• Data rows:
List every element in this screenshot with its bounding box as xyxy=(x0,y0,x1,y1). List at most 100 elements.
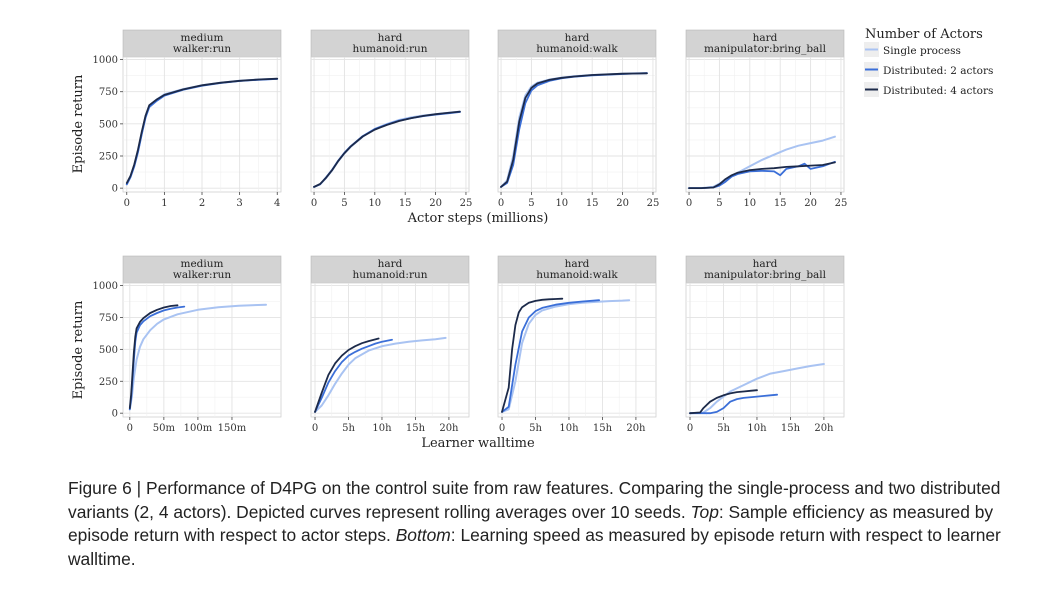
x-tick-label: 50m xyxy=(153,423,176,434)
series-line xyxy=(689,393,778,415)
x-tick-label: 20 xyxy=(804,198,817,209)
facet-strip xyxy=(310,255,470,284)
series-line xyxy=(128,304,179,410)
legend-entry-label: Single process xyxy=(883,45,961,57)
facet-strip-task: humanoid:walk xyxy=(536,43,618,55)
facet-strip xyxy=(685,255,845,284)
x-tick-label: 15h xyxy=(593,423,613,434)
facet-strip xyxy=(310,29,470,58)
x-tick-label: 0 xyxy=(687,423,693,434)
x-tick-label: 5h xyxy=(717,423,730,434)
x-tick-label: 15h xyxy=(406,423,426,434)
x-tick-label: 10 xyxy=(555,198,568,209)
legend-entry-label: Distributed: 4 actors xyxy=(883,85,993,97)
x-tick-label: 0 xyxy=(311,198,317,209)
x-tick-label: 2 xyxy=(199,198,205,209)
series-line xyxy=(313,110,461,188)
caption-bottom-text: : Learning speed as measured by episode … xyxy=(68,525,1001,569)
x-tick-label: 100m xyxy=(184,423,213,434)
x-tick-label: 10 xyxy=(743,198,756,209)
x-tick-label: 3 xyxy=(236,198,242,209)
facet-strip-difficulty: medium xyxy=(181,32,224,44)
series-line xyxy=(314,338,393,413)
x-tick-label: 150m xyxy=(218,423,247,434)
x-tick-label: 1 xyxy=(161,198,167,209)
x-tick-label: 20h xyxy=(439,423,459,434)
facet-strip-task: humanoid:run xyxy=(353,43,428,55)
series-line xyxy=(689,363,825,415)
y-tick-label: 0 xyxy=(112,409,118,420)
series-line xyxy=(501,297,564,413)
y-tick-label: 500 xyxy=(99,345,118,356)
x-tick-label: 10h xyxy=(747,423,767,434)
caption-bottom-label: Bottom xyxy=(395,525,451,545)
facet-strip-difficulty: hard xyxy=(378,32,403,44)
x-tick-label: 15 xyxy=(399,198,412,209)
series-line xyxy=(689,389,758,415)
series-line xyxy=(314,336,447,413)
x-tick-label: 5 xyxy=(341,198,347,209)
figure-caption: Figure 6 | Performance of D4PG on the co… xyxy=(68,477,1018,571)
facet-strip-task: walker:run xyxy=(173,269,232,281)
x-tick-label: 20 xyxy=(429,198,442,209)
y-tick-label: 1000 xyxy=(93,55,118,66)
x-tick-label: 15h xyxy=(781,423,801,434)
facet-strip xyxy=(122,255,282,284)
y-tick-label: 1000 xyxy=(93,281,118,292)
facet-strip-task: walker:run xyxy=(173,43,232,55)
y-tick-label: 250 xyxy=(99,152,118,163)
x-tick-label: 0 xyxy=(312,423,318,434)
x-tick-label: 20 xyxy=(616,198,629,209)
series-line xyxy=(501,299,631,413)
x-tick-label: 25 xyxy=(835,198,848,209)
caption-top-label: Top xyxy=(690,501,719,522)
plot-panel xyxy=(310,282,470,418)
plot-panel xyxy=(685,282,845,418)
y-axis-label: Episode return xyxy=(71,74,86,173)
facet-strip-difficulty: hard xyxy=(753,258,778,270)
x-tick-label: 25 xyxy=(647,198,660,209)
series-line xyxy=(128,303,267,411)
facet-strip-difficulty: medium xyxy=(181,258,224,270)
x-tick-label: 5h xyxy=(529,423,542,434)
y-tick-label: 750 xyxy=(99,313,118,324)
facet-strip-task: manipulator:bring_ball xyxy=(704,269,827,281)
x-tick-label: 15 xyxy=(774,198,787,209)
x-tick-label: 15 xyxy=(586,198,599,209)
facet-strip-task: humanoid:run xyxy=(353,269,428,281)
x-tick-label: 10h xyxy=(372,423,392,434)
facet-strip xyxy=(685,29,845,58)
facet-strip xyxy=(122,29,282,58)
series-line xyxy=(125,77,279,184)
x-tick-label: 4 xyxy=(274,198,280,209)
x-tick-label: 25 xyxy=(460,198,473,209)
y-tick-label: 0 xyxy=(112,184,118,195)
x-tick-label: 5 xyxy=(716,198,722,209)
facet-strip-task: manipulator:bring_ball xyxy=(704,43,827,55)
facet-strip-task: humanoid:walk xyxy=(536,269,618,281)
x-tick-label: 20h xyxy=(626,423,646,434)
series-line xyxy=(501,299,600,413)
x-tick-label: 5h xyxy=(342,423,355,434)
series-line xyxy=(500,72,648,188)
facet-strip-difficulty: hard xyxy=(378,258,403,270)
x-tick-label: 0 xyxy=(499,423,505,434)
x-tick-label: 0 xyxy=(124,198,130,209)
x-tick-label: 0 xyxy=(686,198,692,209)
x-tick-label: 10h xyxy=(559,423,579,434)
facet-strip-difficulty: hard xyxy=(753,32,778,44)
series-line xyxy=(688,161,836,190)
y-tick-label: 250 xyxy=(99,377,118,388)
x-axis-label: Learner walltime xyxy=(421,436,535,451)
x-tick-label: 0 xyxy=(127,423,133,434)
y-axis-label: Episode return xyxy=(71,300,86,399)
caption-label: Figure 6 | Performance of D4PG on the co… xyxy=(68,478,1001,522)
facet-strip xyxy=(497,255,657,284)
x-axis-label: Actor steps (millions) xyxy=(407,211,549,226)
legend-title: Number of Actors xyxy=(865,27,983,42)
y-tick-label: 500 xyxy=(99,119,118,130)
series-line xyxy=(314,337,380,413)
x-tick-label: 20h xyxy=(814,423,834,434)
y-tick-label: 750 xyxy=(99,87,118,98)
caption-top-text: : Sample efficiency as measured by episo… xyxy=(68,501,994,546)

• To do:
Reproduce the stretch of the data from the line containing "x-tick-label: 50m xyxy=(153,423,176,434)" through the line containing "figure-caption: Figure 6", both included, without changing anything.

• Finished answer:
x-tick-label: 50m xyxy=(153,423,176,434)
series-line xyxy=(689,393,778,415)
x-tick-label: 20 xyxy=(804,198,817,209)
facet-strip xyxy=(310,255,470,284)
series-line xyxy=(128,304,179,410)
legend-entry-label: Single process xyxy=(883,45,961,57)
facet-strip-task: humanoid:walk xyxy=(536,43,618,55)
facet-strip xyxy=(685,255,845,284)
x-tick-label: 15h xyxy=(593,423,613,434)
facet-strip xyxy=(310,29,470,58)
x-tick-label: 0 xyxy=(687,423,693,434)
x-tick-label: 5h xyxy=(717,423,730,434)
x-tick-label: 15h xyxy=(406,423,426,434)
x-tick-label: 10 xyxy=(555,198,568,209)
legend-entry-label: Distributed: 4 actors xyxy=(883,85,993,97)
x-tick-label: 0 xyxy=(311,198,317,209)
x-tick-label: 2 xyxy=(199,198,205,209)
series-line xyxy=(313,110,461,188)
caption-bottom-text: : Learning speed as measured by episode … xyxy=(68,525,1001,569)
x-tick-label: 100m xyxy=(184,423,213,434)
x-tick-label: 10 xyxy=(743,198,756,209)
x-tick-label: 3 xyxy=(236,198,242,209)
facet-strip-difficulty: medium xyxy=(181,32,224,44)
series-line xyxy=(314,338,393,413)
x-tick-label: 150m xyxy=(218,423,247,434)
x-tick-label: 1 xyxy=(161,198,167,209)
x-tick-label: 20h xyxy=(439,423,459,434)
facet-strip-task: humanoid:run xyxy=(353,43,428,55)
series-line xyxy=(689,363,825,415)
y-tick-label: 0 xyxy=(112,409,118,420)
series-line xyxy=(501,297,564,413)
y-tick-label: 500 xyxy=(99,345,118,356)
x-tick-label: 10h xyxy=(747,423,767,434)
caption-bottom-label: Bottom xyxy=(395,525,451,545)
facet-strip-difficulty: hard xyxy=(378,32,403,44)
x-tick-label: 15 xyxy=(399,198,412,209)
series-line xyxy=(689,389,758,415)
series-line xyxy=(314,336,447,413)
x-tick-label: 5 xyxy=(341,198,347,209)
figure-caption: Figure 6 | Performance of D4PG on the co… xyxy=(68,477,1018,571)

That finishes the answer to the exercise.